TO BE DONE:
Can you copy out the data exactly? Leave the images out.

* start THE DATA *

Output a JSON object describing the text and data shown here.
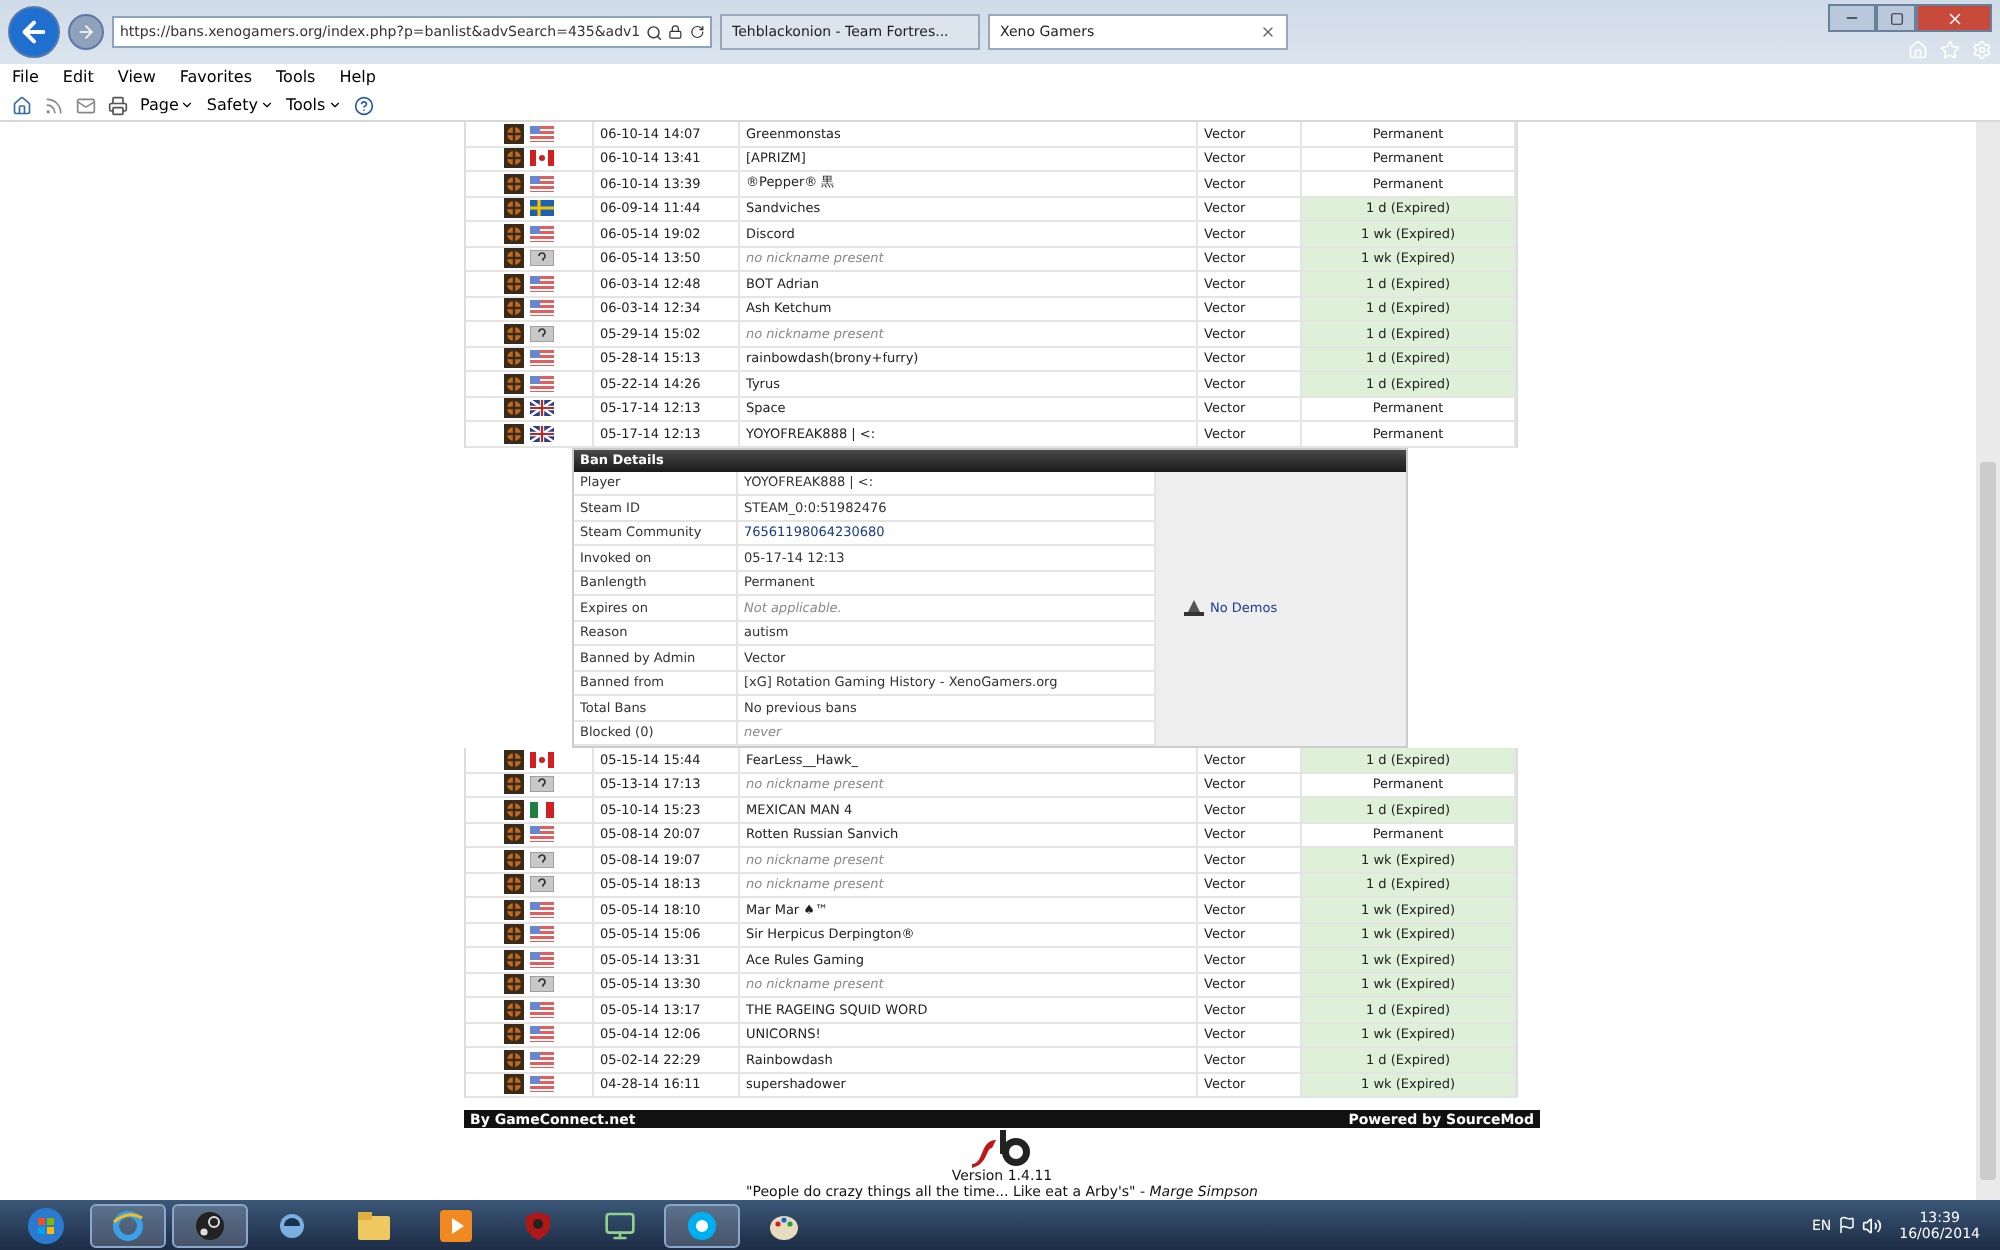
{
  "browser": {
    "address": "https://bans.xenogamers.org/index.php?p=banlist&advSearch=435&adv1",
    "tabs": [
      {
        "label": "Tehblackonion - Team Fortres...",
        "selected": false
      },
      {
        "label": "Xeno Gamers",
        "selected": true
      }
    ],
    "menu": [
      "File",
      "Edit",
      "View",
      "Favorites",
      "Tools",
      "Help"
    ],
    "commands": [
      "Page",
      "Safety",
      "Tools"
    ]
  },
  "bans": {
    "rows_before": [
      {
        "kind": "us",
        "date": "06-10-14 14:07",
        "name": "Greenmonstas",
        "anonymous": false,
        "admin": "Vector",
        "length": "Permanent",
        "expired": false
      },
      {
        "kind": "ca",
        "date": "06-10-14 13:41",
        "name": "[APRIZM]",
        "anonymous": false,
        "admin": "Vector",
        "length": "Permanent",
        "expired": false
      },
      {
        "kind": "us",
        "date": "06-10-14 13:39",
        "name": "®Pepper® 黒",
        "anonymous": false,
        "admin": "Vector",
        "length": "Permanent",
        "expired": false
      },
      {
        "kind": "se",
        "date": "06-09-14 11:44",
        "name": "Sandviches",
        "anonymous": false,
        "admin": "Vector",
        "length": "1 d (Expired)",
        "expired": true
      },
      {
        "kind": "us",
        "date": "06-05-14 19:02",
        "name": "Discord",
        "anonymous": false,
        "admin": "Vector",
        "length": "1 wk (Expired)",
        "expired": true
      },
      {
        "kind": "unknown",
        "date": "06-05-14 13:50",
        "name": "no nickname present",
        "anonymous": true,
        "admin": "Vector",
        "length": "1 wk (Expired)",
        "expired": true
      },
      {
        "kind": "us",
        "date": "06-03-14 12:48",
        "name": "BOT Adrian",
        "anonymous": false,
        "admin": "Vector",
        "length": "1 d (Expired)",
        "expired": true
      },
      {
        "kind": "us",
        "date": "06-03-14 12:34",
        "name": "Ash Ketchum",
        "anonymous": false,
        "admin": "Vector",
        "length": "1 d (Expired)",
        "expired": true
      },
      {
        "kind": "unknown",
        "date": "05-29-14 15:02",
        "name": "no nickname present",
        "anonymous": true,
        "admin": "Vector",
        "length": "1 d (Expired)",
        "expired": true
      },
      {
        "kind": "us",
        "date": "05-28-14 15:13",
        "name": "rainbowdash(brony+furry)",
        "anonymous": false,
        "admin": "Vector",
        "length": "1 d (Expired)",
        "expired": true
      },
      {
        "kind": "us",
        "date": "05-22-14 14:26",
        "name": "Tyrus",
        "anonymous": false,
        "admin": "Vector",
        "length": "1 d (Expired)",
        "expired": true
      },
      {
        "kind": "gb",
        "date": "05-17-14 12:13",
        "name": "Space",
        "anonymous": false,
        "admin": "Vector",
        "length": "Permanent",
        "expired": false
      },
      {
        "kind": "gb",
        "date": "05-17-14 12:13",
        "name": "YOYOFREAK888 | <:",
        "anonymous": false,
        "admin": "Vector",
        "length": "Permanent",
        "expired": false
      }
    ],
    "details": {
      "title": "Ban Details",
      "demos": "No Demos",
      "fields": [
        {
          "label": "Player",
          "value": "YOYOFREAK888 | <:",
          "kind": "plain"
        },
        {
          "label": "Steam ID",
          "value": "STEAM_0:0:51982476",
          "kind": "plain"
        },
        {
          "label": "Steam Community",
          "value": "76561198064230680",
          "kind": "link"
        },
        {
          "label": "Invoked on",
          "value": "05-17-14 12:13",
          "kind": "plain"
        },
        {
          "label": "Banlength",
          "value": "Permanent",
          "kind": "plain"
        },
        {
          "label": "Expires on",
          "value": "Not applicable.",
          "kind": "muted"
        },
        {
          "label": "Reason",
          "value": "autism",
          "kind": "plain"
        },
        {
          "label": "Banned by Admin",
          "value": "Vector",
          "kind": "plain"
        },
        {
          "label": "Banned from",
          "value": "[xG] Rotation Gaming History - XenoGamers.org",
          "kind": "plain"
        },
        {
          "label": "Total Bans",
          "value": "No previous bans",
          "kind": "plain"
        },
        {
          "label": "Blocked (0)",
          "value": "never",
          "kind": "muted"
        }
      ]
    },
    "rows_after": [
      {
        "kind": "ca",
        "date": "05-15-14 15:44",
        "name": "FearLess__Hawk_",
        "anonymous": false,
        "admin": "Vector",
        "length": "1 d (Expired)",
        "expired": true
      },
      {
        "kind": "unknown",
        "date": "05-13-14 17:13",
        "name": "no nickname present",
        "anonymous": true,
        "admin": "Vector",
        "length": "Permanent",
        "expired": false
      },
      {
        "kind": "mx",
        "date": "05-10-14 15:23",
        "name": "MEXICAN MAN 4",
        "anonymous": false,
        "admin": "Vector",
        "length": "1 d (Expired)",
        "expired": true
      },
      {
        "kind": "us",
        "date": "05-08-14 20:07",
        "name": "Rotten Russian Sanvich",
        "anonymous": false,
        "admin": "Vector",
        "length": "Permanent",
        "expired": false
      },
      {
        "kind": "unknown",
        "date": "05-08-14 19:07",
        "name": "no nickname present",
        "anonymous": true,
        "admin": "Vector",
        "length": "1 wk (Expired)",
        "expired": true
      },
      {
        "kind": "unknown",
        "date": "05-05-14 18:13",
        "name": "no nickname present",
        "anonymous": true,
        "admin": "Vector",
        "length": "1 d (Expired)",
        "expired": true
      },
      {
        "kind": "us",
        "date": "05-05-14 18:10",
        "name": "Mar Mar ♠™",
        "anonymous": false,
        "admin": "Vector",
        "length": "1 wk (Expired)",
        "expired": true
      },
      {
        "kind": "us",
        "date": "05-05-14 15:06",
        "name": "Sir Herpicus Derpington®",
        "anonymous": false,
        "admin": "Vector",
        "length": "1 wk (Expired)",
        "expired": true
      },
      {
        "kind": "us",
        "date": "05-05-14 13:31",
        "name": "Ace Rules Gaming",
        "anonymous": false,
        "admin": "Vector",
        "length": "1 wk (Expired)",
        "expired": true
      },
      {
        "kind": "unknown",
        "date": "05-05-14 13:30",
        "name": "no nickname present",
        "anonymous": true,
        "admin": "Vector",
        "length": "1 wk (Expired)",
        "expired": true
      },
      {
        "kind": "us",
        "date": "05-05-14 13:17",
        "name": "THE RAGEING SQUID WORD",
        "anonymous": false,
        "admin": "Vector",
        "length": "1 d (Expired)",
        "expired": true
      },
      {
        "kind": "us",
        "date": "05-04-14 12:06",
        "name": "UNICORNS!",
        "anonymous": false,
        "admin": "Vector",
        "length": "1 wk (Expired)",
        "expired": true
      },
      {
        "kind": "us",
        "date": "05-02-14 22:29",
        "name": "Rainbowdash",
        "anonymous": false,
        "admin": "Vector",
        "length": "1 d (Expired)",
        "expired": true
      },
      {
        "kind": "us",
        "date": "04-28-14 16:11",
        "name": "supershadower",
        "anonymous": false,
        "admin": "Vector",
        "length": "1 wk (Expired)",
        "expired": true
      }
    ]
  },
  "footer": {
    "left": "By GameConnect.net",
    "right": "Powered by SourceMod",
    "version": "Version 1.4.11",
    "quote": "\"People do crazy things all the time... Like eat a Arby's\" - *Marge Simpson*"
  },
  "taskbar": {
    "language": "EN",
    "time": "13:39",
    "date": "16/06/2014"
  }
}
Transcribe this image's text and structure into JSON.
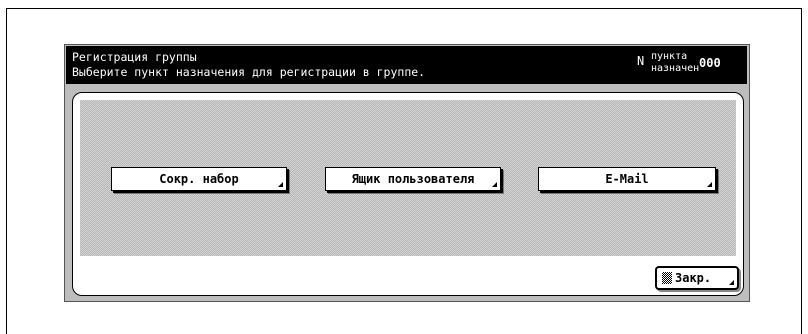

* end THE DATA *

RESULT BELOW:
Output a JSON object describing the text and data shown here.
{
  "browser": {
    "address": "https://bans.xenogamers.org/index.php?p=banlist&advSearch=435&adv1",
    "tabs": [
      {
        "label": "Tehblackonion - Team Fortres...",
        "selected": false
      },
      {
        "label": "Xeno Gamers",
        "selected": true
      }
    ],
    "menu": [
      "File",
      "Edit",
      "View",
      "Favorites",
      "Tools",
      "Help"
    ],
    "commands": [
      "Page",
      "Safety",
      "Tools"
    ]
  },
  "bans": {
    "rows_before": [
      {
        "kind": "us",
        "date": "06-10-14 14:07",
        "name": "Greenmonstas",
        "anonymous": false,
        "admin": "Vector",
        "length": "Permanent",
        "expired": false
      },
      {
        "kind": "ca",
        "date": "06-10-14 13:41",
        "name": "[APRIZM]",
        "anonymous": false,
        "admin": "Vector",
        "length": "Permanent",
        "expired": false
      },
      {
        "kind": "us",
        "date": "06-10-14 13:39",
        "name": "®Pepper® 黒",
        "anonymous": false,
        "admin": "Vector",
        "length": "Permanent",
        "expired": false
      },
      {
        "kind": "se",
        "date": "06-09-14 11:44",
        "name": "Sandviches",
        "anonymous": false,
        "admin": "Vector",
        "length": "1 d (Expired)",
        "expired": true
      },
      {
        "kind": "us",
        "date": "06-05-14 19:02",
        "name": "Discord",
        "anonymous": false,
        "admin": "Vector",
        "length": "1 wk (Expired)",
        "expired": true
      },
      {
        "kind": "unknown",
        "date": "06-05-14 13:50",
        "name": "no nickname present",
        "anonymous": true,
        "admin": "Vector",
        "length": "1 wk (Expired)",
        "expired": true
      },
      {
        "kind": "us",
        "date": "06-03-14 12:48",
        "name": "BOT Adrian",
        "anonymous": false,
        "admin": "Vector",
        "length": "1 d (Expired)",
        "expired": true
      },
      {
        "kind": "us",
        "date": "06-03-14 12:34",
        "name": "Ash Ketchum",
        "anonymous": false,
        "admin": "Vector",
        "length": "1 d (Expired)",
        "expired": true
      },
      {
        "kind": "unknown",
        "date": "05-29-14 15:02",
        "name": "no nickname present",
        "anonymous": true,
        "admin": "Vector",
        "length": "1 d (Expired)",
        "expired": true
      },
      {
        "kind": "us",
        "date": "05-28-14 15:13",
        "name": "rainbowdash(brony+furry)",
        "anonymous": false,
        "admin": "Vector",
        "length": "1 d (Expired)",
        "expired": true
      },
      {
        "kind": "us",
        "date": "05-22-14 14:26",
        "name": "Tyrus",
        "anonymous": false,
        "admin": "Vector",
        "length": "1 d (Expired)",
        "expired": true
      },
      {
        "kind": "gb",
        "date": "05-17-14 12:13",
        "name": "Space",
        "anonymous": false,
        "admin": "Vector",
        "length": "Permanent",
        "expired": false
      },
      {
        "kind": "gb",
        "date": "05-17-14 12:13",
        "name": "YOYOFREAK888 | <:",
        "anonymous": false,
        "admin": "Vector",
        "length": "Permanent",
        "expired": false
      }
    ],
    "details": {
      "title": "Ban Details",
      "demos": "No Demos",
      "fields": [
        {
          "label": "Player",
          "value": "YOYOFREAK888 | <:",
          "kind": "plain"
        },
        {
          "label": "Steam ID",
          "value": "STEAM_0:0:51982476",
          "kind": "plain"
        },
        {
          "label": "Steam Community",
          "value": "76561198064230680",
          "kind": "link"
        },
        {
          "label": "Invoked on",
          "value": "05-17-14 12:13",
          "kind": "plain"
        },
        {
          "label": "Banlength",
          "value": "Permanent",
          "kind": "plain"
        },
        {
          "label": "Expires on",
          "value": "Not applicable.",
          "kind": "muted"
        },
        {
          "label": "Reason",
          "value": "autism",
          "kind": "plain"
        },
        {
          "label": "Banned by Admin",
          "value": "Vector",
          "kind": "plain"
        },
        {
          "label": "Banned from",
          "value": "[xG] Rotation Gaming History - XenoGamers.org",
          "kind": "plain"
        },
        {
          "label": "Total Bans",
          "value": "No previous bans",
          "kind": "plain"
        },
        {
          "label": "Blocked (0)",
          "value": "never",
          "kind": "muted"
        }
      ]
    },
    "rows_after": [
      {
        "kind": "ca",
        "date": "05-15-14 15:44",
        "name": "FearLess__Hawk_",
        "anonymous": false,
        "admin": "Vector",
        "length": "1 d (Expired)",
        "expired": true
      },
      {
        "kind": "unknown",
        "date": "05-13-14 17:13",
        "name": "no nickname present",
        "anonymous": true,
        "admin": "Vector",
        "length": "Permanent",
        "expired": false
      },
      {
        "kind": "mx",
        "date": "05-10-14 15:23",
        "name": "MEXICAN MAN 4",
        "anonymous": false,
        "admin": "Vector",
        "length": "1 d (Expired)",
        "expired": true
      },
      {
        "kind": "us",
        "date": "05-08-14 20:07",
        "name": "Rotten Russian Sanvich",
        "anonymous": false,
        "admin": "Vector",
        "length": "Permanent",
        "expired": false
      },
      {
        "kind": "unknown",
        "date": "05-08-14 19:07",
        "name": "no nickname present",
        "anonymous": true,
        "admin": "Vector",
        "length": "1 wk (Expired)",
        "expired": true
      },
      {
        "kind": "unknown",
        "date": "05-05-14 18:13",
        "name": "no nickname present",
        "anonymous": true,
        "admin": "Vector",
        "length": "1 d (Expired)",
        "expired": true
      },
      {
        "kind": "us",
        "date": "05-05-14 18:10",
        "name": "Mar Mar ♠™",
        "anonymous": false,
        "admin": "Vector",
        "length": "1 wk (Expired)",
        "expired": true
      },
      {
        "kind": "us",
        "date": "05-05-14 15:06",
        "name": "Sir Herpicus Derpington®",
        "anonymous": false,
        "admin": "Vector",
        "length": "1 wk (Expired)",
        "expired": true
      },
      {
        "kind": "us",
        "date": "05-05-14 13:31",
        "name": "Ace Rules Gaming",
        "anonymous": false,
        "admin": "Vector",
        "length": "1 wk (Expired)",
        "expired": true
      },
      {
        "kind": "unknown",
        "date": "05-05-14 13:30",
        "name": "no nickname present",
        "anonymous": true,
        "admin": "Vector",
        "length": "1 wk (Expired)",
        "expired": true
      },
      {
        "kind": "us",
        "date": "05-05-14 13:17",
        "name": "THE RAGEING SQUID WORD",
        "anonymous": false,
        "admin": "Vector",
        "length": "1 d (Expired)",
        "expired": true
      },
      {
        "kind": "us",
        "date": "05-04-14 12:06",
        "name": "UNICORNS!",
        "anonymous": false,
        "admin": "Vector",
        "length": "1 wk (Expired)",
        "expired": true
      },
      {
        "kind": "us",
        "date": "05-02-14 22:29",
        "name": "Rainbowdash",
        "anonymous": false,
        "admin": "Vector",
        "length": "1 d (Expired)",
        "expired": true
      },
      {
        "kind": "us",
        "date": "04-28-14 16:11",
        "name": "supershadower",
        "anonymous": false,
        "admin": "Vector",
        "length": "1 wk (Expired)",
        "expired": true
      }
    ]
  },
  "footer": {
    "left": "By GameConnect.net",
    "right": "Powered by SourceMod",
    "version": "Version 1.4.11",
    "quote": "\"People do crazy things all the time... Like eat a Arby's\" - *Marge Simpson*"
  },
  "taskbar": {
    "language": "EN",
    "time": "13:39",
    "date": "16/06/2014"
  }
}
Transcribe this image's text and structure into JSON.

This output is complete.